▸ What to work on: Repeat each entry in the listing word for word.

▸ Exercise data:
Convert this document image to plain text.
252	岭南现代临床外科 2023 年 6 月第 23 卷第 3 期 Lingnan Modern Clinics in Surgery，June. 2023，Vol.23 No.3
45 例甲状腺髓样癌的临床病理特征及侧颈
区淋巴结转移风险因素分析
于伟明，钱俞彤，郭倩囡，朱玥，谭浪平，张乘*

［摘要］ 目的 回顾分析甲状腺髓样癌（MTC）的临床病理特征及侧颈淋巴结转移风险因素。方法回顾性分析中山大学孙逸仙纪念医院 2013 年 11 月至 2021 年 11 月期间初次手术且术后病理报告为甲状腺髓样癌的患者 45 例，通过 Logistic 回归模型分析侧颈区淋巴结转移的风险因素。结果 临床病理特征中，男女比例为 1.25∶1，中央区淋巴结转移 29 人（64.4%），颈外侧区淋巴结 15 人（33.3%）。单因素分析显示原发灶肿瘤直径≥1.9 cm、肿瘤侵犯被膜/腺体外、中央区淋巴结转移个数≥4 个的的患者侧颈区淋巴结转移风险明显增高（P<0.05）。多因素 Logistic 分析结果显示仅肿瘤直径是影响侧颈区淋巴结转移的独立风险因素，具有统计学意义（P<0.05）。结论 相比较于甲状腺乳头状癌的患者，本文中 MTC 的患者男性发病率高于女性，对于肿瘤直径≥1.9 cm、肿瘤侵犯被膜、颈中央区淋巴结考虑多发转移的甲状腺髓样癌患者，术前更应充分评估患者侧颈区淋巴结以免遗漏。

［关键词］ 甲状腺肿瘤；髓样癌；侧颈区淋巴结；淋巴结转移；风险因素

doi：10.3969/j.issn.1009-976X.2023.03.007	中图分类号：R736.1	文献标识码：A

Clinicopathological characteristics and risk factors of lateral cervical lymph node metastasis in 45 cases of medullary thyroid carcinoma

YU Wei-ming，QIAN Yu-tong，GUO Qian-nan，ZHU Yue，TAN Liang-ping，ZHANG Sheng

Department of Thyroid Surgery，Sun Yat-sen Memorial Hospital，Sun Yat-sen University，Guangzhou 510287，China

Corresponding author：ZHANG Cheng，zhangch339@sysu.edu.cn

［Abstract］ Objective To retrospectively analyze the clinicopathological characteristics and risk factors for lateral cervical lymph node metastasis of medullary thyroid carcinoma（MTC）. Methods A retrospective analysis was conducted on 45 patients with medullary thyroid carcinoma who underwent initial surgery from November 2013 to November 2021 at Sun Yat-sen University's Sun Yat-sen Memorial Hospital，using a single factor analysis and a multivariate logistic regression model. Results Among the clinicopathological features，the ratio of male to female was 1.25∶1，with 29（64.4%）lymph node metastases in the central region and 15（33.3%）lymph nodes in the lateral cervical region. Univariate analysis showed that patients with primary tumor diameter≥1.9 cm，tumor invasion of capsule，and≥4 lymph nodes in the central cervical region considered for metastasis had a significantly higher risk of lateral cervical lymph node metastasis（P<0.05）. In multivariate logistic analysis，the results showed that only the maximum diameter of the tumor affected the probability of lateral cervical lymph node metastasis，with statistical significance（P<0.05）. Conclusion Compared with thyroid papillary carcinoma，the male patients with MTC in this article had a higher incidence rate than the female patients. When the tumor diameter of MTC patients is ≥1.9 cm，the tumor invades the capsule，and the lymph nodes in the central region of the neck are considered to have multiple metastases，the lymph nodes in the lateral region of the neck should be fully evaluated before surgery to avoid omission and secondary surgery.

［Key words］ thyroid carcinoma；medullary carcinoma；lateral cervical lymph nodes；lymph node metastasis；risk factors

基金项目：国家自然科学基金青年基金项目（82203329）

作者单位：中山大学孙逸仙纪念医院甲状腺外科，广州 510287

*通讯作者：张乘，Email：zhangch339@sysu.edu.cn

▸ Task solution:
Convert this document image to plain text.
252	岭南现代临床外科 2023 年 6 月第 23 卷第 3 期 Lingnan Modern Clinics in Surgery，June. 2023，Vol.23 No.3
45 例甲状腺髓样癌的临床病理特征及侧颈
区淋巴结转移风险因素分析
于伟明，钱俞彤，郭倩囡，朱玥，谭浪平，张乘*

［摘要］ 目的 回顾分析甲状腺髓样癌（MTC）的临床病理特征及侧颈淋巴结转移风险因素。方法回顾性分析中山大学孙逸仙纪念医院 2013 年 11 月至 2021 年 11 月期间初次手术且术后病理报告为甲状腺髓样癌的患者 45 例，通过 Logistic 回归模型分析侧颈区淋巴结转移的风险因素。结果 临床病理特征中，男女比例为 1.25∶1，中央区淋巴结转移 29 人（64.4%），颈外侧区淋巴结 15 人（33.3%）。单因素分析显示原发灶肿瘤直径≥1.9 cm、肿瘤侵犯被膜/腺体外、中央区淋巴结转移个数≥4 个的的患者侧颈区淋巴结转移风险明显增高（P<0.05）。多因素 Logistic 分析结果显示仅肿瘤直径是影响侧颈区淋巴结转移的独立风险因素，具有统计学意义（P<0.05）。结论 相比较于甲状腺乳头状癌的患者，本文中 MTC 的患者男性发病率高于女性，对于肿瘤直径≥1.9 cm、肿瘤侵犯被膜、颈中央区淋巴结考虑多发转移的甲状腺髓样癌患者，术前更应充分评估患者侧颈区淋巴结以免遗漏。

［关键词］ 甲状腺肿瘤；髓样癌；侧颈区淋巴结；淋巴结转移；风险因素

doi：10.3969/j.issn.1009-976X.2023.03.007	中图分类号：R736.1	文献标识码：A

Clinicopathological characteristics and risk factors of lateral cervical lymph node metastasis in 45 cases of medullary thyroid carcinoma

YU Wei-ming，QIAN Yu-tong，GUO Qian-nan，ZHU Yue，TAN Liang-ping，ZHANG Sheng

Department of Thyroid Surgery，Sun Yat-sen Memorial Hospital，Sun Yat-sen University，Guangzhou 510287，China

Corresponding author：ZHANG Cheng，zhangch339@sysu.edu.cn

［Abstract］ Objective To retrospectively analyze the clinicopathological characteristics and risk factors for lateral cervical lymph node metastasis of medullary thyroid carcinoma（MTC）. Methods A retrospective analysis was conducted on 45 patients with medullary thyroid carcinoma who underwent initial surgery from November 2013 to November 2021 at Sun Yat-sen University's Sun Yat-sen Memorial Hospital，using a single factor analysis and a multivariate logistic regression model. Results Among the clinicopathological features，the ratio of male to female was 1.25∶1，with 29（64.4%）lymph node metastases in the central region and 15（33.3%）lymph nodes in the lateral cervical region. Univariate analysis showed that patients with primary tumor diameter≥1.9 cm，tumor invasion of capsule，and≥4 lymph nodes in the central cervical region considered for metastasis had a significantly higher risk of lateral cervical lymph node metastasis（P<0.05）. In multivariate logistic analysis，the results showed that only the maximum diameter of the tumor affected the probability of lateral cervical lymph node metastasis，with statistical significance（P<0.05）. Conclusion Compared with thyroid papillary carcinoma，the male patients with MTC in this article had a higher incidence rate than the female patients. When the tumor diameter of MTC patients is ≥1.9 cm，the tumor invades the capsule，and the lymph nodes in the central region of the neck are considered to have multiple metastases，the lymph nodes in the lateral region of the neck should be fully evaluated before surgery to avoid omission and secondary surgery.

［Key words］ thyroid carcinoma；medullary carcinoma；lateral cervical lymph nodes；lymph node metastasis；risk factors

基金项目：国家自然科学基金青年基金项目（82203329）

作者单位：中山大学孙逸仙纪念医院甲状腺外科，广州 510287

*通讯作者：张乘，Email：zhangch339@sysu.edu.cn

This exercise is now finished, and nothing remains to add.